» **Dataset excerpt**:

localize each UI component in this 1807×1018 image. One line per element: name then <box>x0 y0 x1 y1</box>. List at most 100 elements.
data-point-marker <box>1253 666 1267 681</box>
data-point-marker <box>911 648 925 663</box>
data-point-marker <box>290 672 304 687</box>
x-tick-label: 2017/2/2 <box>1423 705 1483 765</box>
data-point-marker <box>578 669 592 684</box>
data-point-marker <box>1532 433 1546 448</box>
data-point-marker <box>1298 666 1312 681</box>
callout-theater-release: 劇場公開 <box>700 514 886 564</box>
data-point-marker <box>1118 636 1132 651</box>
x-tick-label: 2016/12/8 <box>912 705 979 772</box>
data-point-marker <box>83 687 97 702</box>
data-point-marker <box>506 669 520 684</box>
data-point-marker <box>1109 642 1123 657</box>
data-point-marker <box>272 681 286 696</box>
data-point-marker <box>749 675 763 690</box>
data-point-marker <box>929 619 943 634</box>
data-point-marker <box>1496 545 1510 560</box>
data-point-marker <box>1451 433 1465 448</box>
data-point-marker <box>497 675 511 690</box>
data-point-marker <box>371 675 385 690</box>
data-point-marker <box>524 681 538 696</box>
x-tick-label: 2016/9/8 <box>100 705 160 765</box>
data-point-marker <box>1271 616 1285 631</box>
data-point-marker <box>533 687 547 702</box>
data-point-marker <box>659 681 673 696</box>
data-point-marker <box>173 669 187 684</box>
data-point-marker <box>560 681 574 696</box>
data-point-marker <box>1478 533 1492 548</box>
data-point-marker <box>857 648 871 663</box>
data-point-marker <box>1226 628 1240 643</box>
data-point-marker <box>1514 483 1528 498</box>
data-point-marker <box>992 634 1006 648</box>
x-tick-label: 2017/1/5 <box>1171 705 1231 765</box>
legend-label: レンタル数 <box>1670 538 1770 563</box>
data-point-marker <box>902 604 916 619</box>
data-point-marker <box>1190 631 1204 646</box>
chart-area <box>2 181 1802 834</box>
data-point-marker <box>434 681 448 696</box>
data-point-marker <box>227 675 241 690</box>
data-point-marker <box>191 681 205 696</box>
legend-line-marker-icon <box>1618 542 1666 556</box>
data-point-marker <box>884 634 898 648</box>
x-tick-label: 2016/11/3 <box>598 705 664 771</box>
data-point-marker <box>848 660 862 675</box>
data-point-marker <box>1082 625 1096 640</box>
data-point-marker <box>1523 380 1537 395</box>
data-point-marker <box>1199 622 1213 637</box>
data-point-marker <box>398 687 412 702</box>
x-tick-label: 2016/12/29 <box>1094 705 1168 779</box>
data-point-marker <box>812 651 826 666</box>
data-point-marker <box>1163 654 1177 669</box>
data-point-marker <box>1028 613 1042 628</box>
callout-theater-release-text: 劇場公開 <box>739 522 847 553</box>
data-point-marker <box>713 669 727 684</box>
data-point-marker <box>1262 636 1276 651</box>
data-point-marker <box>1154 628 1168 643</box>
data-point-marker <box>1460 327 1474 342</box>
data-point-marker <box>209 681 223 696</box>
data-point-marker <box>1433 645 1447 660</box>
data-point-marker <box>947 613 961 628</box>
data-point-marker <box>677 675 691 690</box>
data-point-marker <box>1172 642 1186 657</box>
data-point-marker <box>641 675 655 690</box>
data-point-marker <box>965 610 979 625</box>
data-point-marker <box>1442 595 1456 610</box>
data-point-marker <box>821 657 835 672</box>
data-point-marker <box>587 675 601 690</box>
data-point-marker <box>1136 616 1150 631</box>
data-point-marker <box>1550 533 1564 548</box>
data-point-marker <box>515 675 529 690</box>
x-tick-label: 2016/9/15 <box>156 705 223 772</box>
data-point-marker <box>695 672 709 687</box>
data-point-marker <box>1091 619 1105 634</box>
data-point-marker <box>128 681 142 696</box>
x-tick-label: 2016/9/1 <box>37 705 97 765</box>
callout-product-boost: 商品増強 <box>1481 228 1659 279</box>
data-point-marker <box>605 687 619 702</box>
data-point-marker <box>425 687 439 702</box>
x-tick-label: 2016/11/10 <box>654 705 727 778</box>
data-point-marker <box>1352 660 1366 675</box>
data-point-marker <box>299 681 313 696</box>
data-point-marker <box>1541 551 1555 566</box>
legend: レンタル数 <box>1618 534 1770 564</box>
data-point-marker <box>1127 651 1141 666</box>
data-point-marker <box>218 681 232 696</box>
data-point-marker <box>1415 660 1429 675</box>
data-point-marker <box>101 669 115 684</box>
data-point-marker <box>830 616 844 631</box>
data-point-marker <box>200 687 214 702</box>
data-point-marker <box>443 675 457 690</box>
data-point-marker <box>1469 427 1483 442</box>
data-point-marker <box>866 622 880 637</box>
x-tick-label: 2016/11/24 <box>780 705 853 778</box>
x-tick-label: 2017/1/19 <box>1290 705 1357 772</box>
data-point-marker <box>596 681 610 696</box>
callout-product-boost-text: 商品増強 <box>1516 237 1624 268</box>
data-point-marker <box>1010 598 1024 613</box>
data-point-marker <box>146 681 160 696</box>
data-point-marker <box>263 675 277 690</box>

» **Exercise directions**: Copy all of the entries above again, line for line, without changing anything.

» **Task response**:
localize each UI component in this 1807×1018 image. One line per element: name then <box>x0 y0 x1 y1</box>. List at most 100 elements.
data-point-marker <box>1253 666 1267 681</box>
data-point-marker <box>911 648 925 663</box>
data-point-marker <box>290 672 304 687</box>
x-tick-label: 2017/2/2 <box>1423 705 1483 765</box>
data-point-marker <box>578 669 592 684</box>
data-point-marker <box>1532 433 1546 448</box>
data-point-marker <box>1298 666 1312 681</box>
callout-theater-release: 劇場公開 <box>700 514 886 564</box>
data-point-marker <box>1118 636 1132 651</box>
x-tick-label: 2016/12/8 <box>912 705 979 772</box>
data-point-marker <box>83 687 97 702</box>
data-point-marker <box>506 669 520 684</box>
data-point-marker <box>1109 642 1123 657</box>
data-point-marker <box>272 681 286 696</box>
data-point-marker <box>749 675 763 690</box>
data-point-marker <box>929 619 943 634</box>
data-point-marker <box>1496 545 1510 560</box>
data-point-marker <box>1451 433 1465 448</box>
data-point-marker <box>497 675 511 690</box>
data-point-marker <box>371 675 385 690</box>
data-point-marker <box>524 681 538 696</box>
x-tick-label: 2016/9/8 <box>100 705 160 765</box>
data-point-marker <box>1271 616 1285 631</box>
data-point-marker <box>533 687 547 702</box>
data-point-marker <box>659 681 673 696</box>
data-point-marker <box>173 669 187 684</box>
data-point-marker <box>560 681 574 696</box>
data-point-marker <box>1478 533 1492 548</box>
data-point-marker <box>857 648 871 663</box>
data-point-marker <box>1226 628 1240 643</box>
data-point-marker <box>1514 483 1528 498</box>
data-point-marker <box>992 634 1006 648</box>
x-tick-label: 2017/1/5 <box>1171 705 1231 765</box>
legend-label: レンタル数 <box>1670 538 1770 563</box>
data-point-marker <box>902 604 916 619</box>
data-point-marker <box>1190 631 1204 646</box>
chart-area <box>2 181 1802 834</box>
data-point-marker <box>434 681 448 696</box>
data-point-marker <box>227 675 241 690</box>
data-point-marker <box>191 681 205 696</box>
legend-line-marker-icon <box>1618 542 1666 556</box>
data-point-marker <box>884 634 898 648</box>
x-tick-label: 2016/11/3 <box>598 705 664 771</box>
data-point-marker <box>848 660 862 675</box>
data-point-marker <box>1082 625 1096 640</box>
data-point-marker <box>1523 380 1537 395</box>
data-point-marker <box>1199 622 1213 637</box>
data-point-marker <box>398 687 412 702</box>
x-tick-label: 2016/12/29 <box>1094 705 1168 779</box>
data-point-marker <box>812 651 826 666</box>
data-point-marker <box>1163 654 1177 669</box>
data-point-marker <box>1028 613 1042 628</box>
callout-theater-release-text: 劇場公開 <box>739 522 847 553</box>
data-point-marker <box>713 669 727 684</box>
data-point-marker <box>1262 636 1276 651</box>
data-point-marker <box>1154 628 1168 643</box>
data-point-marker <box>1460 327 1474 342</box>
data-point-marker <box>209 681 223 696</box>
data-point-marker <box>1433 645 1447 660</box>
data-point-marker <box>947 613 961 628</box>
data-point-marker <box>677 675 691 690</box>
data-point-marker <box>1172 642 1186 657</box>
data-point-marker <box>641 675 655 690</box>
data-point-marker <box>965 610 979 625</box>
data-point-marker <box>1442 595 1456 610</box>
data-point-marker <box>821 657 835 672</box>
data-point-marker <box>587 675 601 690</box>
data-point-marker <box>1136 616 1150 631</box>
data-point-marker <box>1550 533 1564 548</box>
data-point-marker <box>515 675 529 690</box>
x-tick-label: 2016/9/15 <box>156 705 223 772</box>
data-point-marker <box>695 672 709 687</box>
data-point-marker <box>1091 619 1105 634</box>
data-point-marker <box>128 681 142 696</box>
x-tick-label: 2016/9/1 <box>37 705 97 765</box>
callout-product-boost: 商品増強 <box>1481 228 1659 279</box>
data-point-marker <box>605 687 619 702</box>
data-point-marker <box>425 687 439 702</box>
x-tick-label: 2016/11/10 <box>654 705 727 778</box>
data-point-marker <box>1352 660 1366 675</box>
data-point-marker <box>299 681 313 696</box>
data-point-marker <box>1541 551 1555 566</box>
legend: レンタル数 <box>1618 534 1770 564</box>
data-point-marker <box>1127 651 1141 666</box>
data-point-marker <box>218 681 232 696</box>
data-point-marker <box>1415 660 1429 675</box>
data-point-marker <box>101 669 115 684</box>
data-point-marker <box>830 616 844 631</box>
data-point-marker <box>200 687 214 702</box>
data-point-marker <box>443 675 457 690</box>
data-point-marker <box>1469 427 1483 442</box>
data-point-marker <box>866 622 880 637</box>
x-tick-label: 2016/11/24 <box>780 705 853 778</box>
x-tick-label: 2017/1/19 <box>1290 705 1357 772</box>
data-point-marker <box>596 681 610 696</box>
callout-product-boost-text: 商品増強 <box>1516 237 1624 268</box>
data-point-marker <box>1010 598 1024 613</box>
data-point-marker <box>146 681 160 696</box>
data-point-marker <box>263 675 277 690</box>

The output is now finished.